**Directions**. Can the data below be echoed back word for word?
⁂
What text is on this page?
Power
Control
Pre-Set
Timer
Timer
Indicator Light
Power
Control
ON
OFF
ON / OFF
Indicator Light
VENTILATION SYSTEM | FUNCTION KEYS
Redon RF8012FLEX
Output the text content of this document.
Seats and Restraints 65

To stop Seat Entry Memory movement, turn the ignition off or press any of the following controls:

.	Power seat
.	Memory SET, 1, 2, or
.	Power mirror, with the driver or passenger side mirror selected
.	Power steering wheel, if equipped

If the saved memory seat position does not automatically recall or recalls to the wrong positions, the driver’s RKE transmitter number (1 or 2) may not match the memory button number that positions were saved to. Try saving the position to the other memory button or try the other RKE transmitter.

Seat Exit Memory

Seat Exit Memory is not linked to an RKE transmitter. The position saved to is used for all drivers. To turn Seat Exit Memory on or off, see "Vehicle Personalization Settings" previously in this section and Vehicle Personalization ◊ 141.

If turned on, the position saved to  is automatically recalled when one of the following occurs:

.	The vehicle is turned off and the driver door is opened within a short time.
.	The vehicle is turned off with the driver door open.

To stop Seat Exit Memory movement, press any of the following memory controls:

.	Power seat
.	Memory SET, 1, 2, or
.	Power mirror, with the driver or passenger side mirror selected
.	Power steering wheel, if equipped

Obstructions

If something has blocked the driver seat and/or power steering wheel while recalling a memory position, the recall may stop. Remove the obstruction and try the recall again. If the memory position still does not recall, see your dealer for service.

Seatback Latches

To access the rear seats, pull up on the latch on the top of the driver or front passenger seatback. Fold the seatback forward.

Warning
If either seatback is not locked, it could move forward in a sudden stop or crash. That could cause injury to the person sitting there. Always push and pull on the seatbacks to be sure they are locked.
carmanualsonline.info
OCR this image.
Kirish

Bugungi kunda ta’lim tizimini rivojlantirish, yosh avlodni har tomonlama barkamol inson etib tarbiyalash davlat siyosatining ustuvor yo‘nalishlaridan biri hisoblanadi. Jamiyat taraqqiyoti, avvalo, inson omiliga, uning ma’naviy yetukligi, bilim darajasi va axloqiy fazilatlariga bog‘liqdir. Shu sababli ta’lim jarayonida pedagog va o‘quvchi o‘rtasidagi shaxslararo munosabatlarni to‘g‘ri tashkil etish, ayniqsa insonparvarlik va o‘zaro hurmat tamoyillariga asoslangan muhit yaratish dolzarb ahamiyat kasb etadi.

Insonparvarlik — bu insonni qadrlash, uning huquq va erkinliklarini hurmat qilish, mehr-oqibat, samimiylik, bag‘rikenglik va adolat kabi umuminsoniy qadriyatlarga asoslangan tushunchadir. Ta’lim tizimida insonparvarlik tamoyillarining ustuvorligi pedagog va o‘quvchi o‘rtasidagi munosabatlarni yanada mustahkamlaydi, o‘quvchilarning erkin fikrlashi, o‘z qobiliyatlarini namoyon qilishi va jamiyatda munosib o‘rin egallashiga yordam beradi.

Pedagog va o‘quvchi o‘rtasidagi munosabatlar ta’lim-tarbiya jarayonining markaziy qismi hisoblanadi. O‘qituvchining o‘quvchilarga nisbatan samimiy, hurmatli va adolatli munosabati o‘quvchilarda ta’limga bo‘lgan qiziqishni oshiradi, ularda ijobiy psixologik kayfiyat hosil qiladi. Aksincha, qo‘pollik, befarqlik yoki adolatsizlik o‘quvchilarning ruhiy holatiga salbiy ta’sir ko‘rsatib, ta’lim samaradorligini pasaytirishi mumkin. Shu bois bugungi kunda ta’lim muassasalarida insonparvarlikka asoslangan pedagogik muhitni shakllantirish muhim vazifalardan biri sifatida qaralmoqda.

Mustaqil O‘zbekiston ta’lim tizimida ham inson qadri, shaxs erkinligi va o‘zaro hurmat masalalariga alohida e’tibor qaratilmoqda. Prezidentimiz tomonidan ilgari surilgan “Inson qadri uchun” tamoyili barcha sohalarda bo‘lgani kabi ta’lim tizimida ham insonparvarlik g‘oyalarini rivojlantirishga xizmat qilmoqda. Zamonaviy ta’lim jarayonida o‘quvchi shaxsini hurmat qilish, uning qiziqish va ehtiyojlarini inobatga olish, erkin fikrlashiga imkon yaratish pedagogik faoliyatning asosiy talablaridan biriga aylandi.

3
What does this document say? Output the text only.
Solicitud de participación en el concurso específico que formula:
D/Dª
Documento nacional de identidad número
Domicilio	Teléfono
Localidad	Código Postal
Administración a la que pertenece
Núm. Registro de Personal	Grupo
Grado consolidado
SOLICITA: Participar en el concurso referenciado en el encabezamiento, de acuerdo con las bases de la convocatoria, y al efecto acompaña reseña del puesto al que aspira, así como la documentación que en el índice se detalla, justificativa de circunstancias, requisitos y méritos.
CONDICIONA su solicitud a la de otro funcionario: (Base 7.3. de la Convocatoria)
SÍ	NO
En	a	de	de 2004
⁂
**Solution to this exercise**.
What text is on this page?
Power
Control
Pre-Set
Timer
Timer
Indicator Light
Power
Control
ON
OFF
ON / OFF
Indicator Light
VENTILATION SYSTEM | FUNCTION KEYS
Redon RF8012FLEX
Output the text content of this document.
Seats and Restraints 65

To stop Seat Entry Memory movement, turn the ignition off or press any of the following controls:

.	Power seat
.	Memory SET, 1, 2, or
.	Power mirror, with the driver or passenger side mirror selected
.	Power steering wheel, if equipped

If the saved memory seat position does not automatically recall or recalls to the wrong positions, the driver’s RKE transmitter number (1 or 2) may not match the memory button number that positions were saved to. Try saving the position to the other memory button or try the other RKE transmitter.

Seat Exit Memory

Seat Exit Memory is not linked to an RKE transmitter. The position saved to is used for all drivers. To turn Seat Exit Memory on or off, see "Vehicle Personalization Settings" previously in this section and Vehicle Personalization ◊ 141.

If turned on, the position saved to  is automatically recalled when one of the following occurs:

.	The vehicle is turned off and the driver door is opened within a short time.
.	The vehicle is turned off with the driver door open.

To stop Seat Exit Memory movement, press any of the following memory controls:

.	Power seat
.	Memory SET, 1, 2, or
.	Power mirror, with the driver or passenger side mirror selected
.	Power steering wheel, if equipped

Obstructions

If something has blocked the driver seat and/or power steering wheel while recalling a memory position, the recall may stop. Remove the obstruction and try the recall again. If the memory position still does not recall, see your dealer for service.

Seatback Latches

To access the rear seats, pull up on the latch on the top of the driver or front passenger seatback. Fold the seatback forward.

Warning
If either seatback is not locked, it could move forward in a sudden stop or crash. That could cause injury to the person sitting there. Always push and pull on the seatbacks to be sure they are locked.
carmanualsonline.info
OCR this image.
Kirish

Bugungi kunda ta’lim tizimini rivojlantirish, yosh avlodni har tomonlama barkamol inson etib tarbiyalash davlat siyosatining ustuvor yo‘nalishlaridan biri hisoblanadi. Jamiyat taraqqiyoti, avvalo, inson omiliga, uning ma’naviy yetukligi, bilim darajasi va axloqiy fazilatlariga bog‘liqdir. Shu sababli ta’lim jarayonida pedagog va o‘quvchi o‘rtasidagi shaxslararo munosabatlarni to‘g‘ri tashkil etish, ayniqsa insonparvarlik va o‘zaro hurmat tamoyillariga asoslangan muhit yaratish dolzarb ahamiyat kasb etadi.

Insonparvarlik — bu insonni qadrlash, uning huquq va erkinliklarini hurmat qilish, mehr-oqibat, samimiylik, bag‘rikenglik va adolat kabi umuminsoniy qadriyatlarga asoslangan tushunchadir. Ta’lim tizimida insonparvarlik tamoyillarining ustuvorligi pedagog va o‘quvchi o‘rtasidagi munosabatlarni yanada mustahkamlaydi, o‘quvchilarning erkin fikrlashi, o‘z qobiliyatlarini namoyon qilishi va jamiyatda munosib o‘rin egallashiga yordam beradi.

Pedagog va o‘quvchi o‘rtasidagi munosabatlar ta’lim-tarbiya jarayonining markaziy qismi hisoblanadi. O‘qituvchining o‘quvchilarga nisbatan samimiy, hurmatli va adolatli munosabati o‘quvchilarda ta’limga bo‘lgan qiziqishni oshiradi, ularda ijobiy psixologik kayfiyat hosil qiladi. Aksincha, qo‘pollik, befarqlik yoki adolatsizlik o‘quvchilarning ruhiy holatiga salbiy ta’sir ko‘rsatib, ta’lim samaradorligini pasaytirishi mumkin. Shu bois bugungi kunda ta’lim muassasalarida insonparvarlikka asoslangan pedagogik muhitni shakllantirish muhim vazifalardan biri sifatida qaralmoqda.

Mustaqil O‘zbekiston ta’lim tizimida ham inson qadri, shaxs erkinligi va o‘zaro hurmat masalalariga alohida e’tibor qaratilmoqda. Prezidentimiz tomonidan ilgari surilgan “Inson qadri uchun” tamoyili barcha sohalarda bo‘lgani kabi ta’lim tizimida ham insonparvarlik g‘oyalarini rivojlantirishga xizmat qilmoqda. Zamonaviy ta’lim jarayonida o‘quvchi shaxsini hurmat qilish, uning qiziqish va ehtiyojlarini inobatga olish, erkin fikrlashiga imkon yaratish pedagogik faoliyatning asosiy talablaridan biriga aylandi.

3
What does this document say? Output the text only.
Solicitud de participación en el concurso específico que formula:
D/Dª
Documento nacional de identidad número
Domicilio	Teléfono
Localidad	Código Postal
Administración a la que pertenece
Núm. Registro de Personal	Grupo
Grado consolidado
SOLICITA: Participar en el concurso referenciado en el encabezamiento, de acuerdo con las bases de la convocatoria, y al efecto acompaña reseña del puesto al que aspira, así como la documentación que en el índice se detalla, justificativa de circunstancias, requisitos y méritos.
CONDICIONA su solicitud a la de otro funcionario: (Base 7.3. de la Convocatoria)
SÍ	NO
En	a	de	de 2004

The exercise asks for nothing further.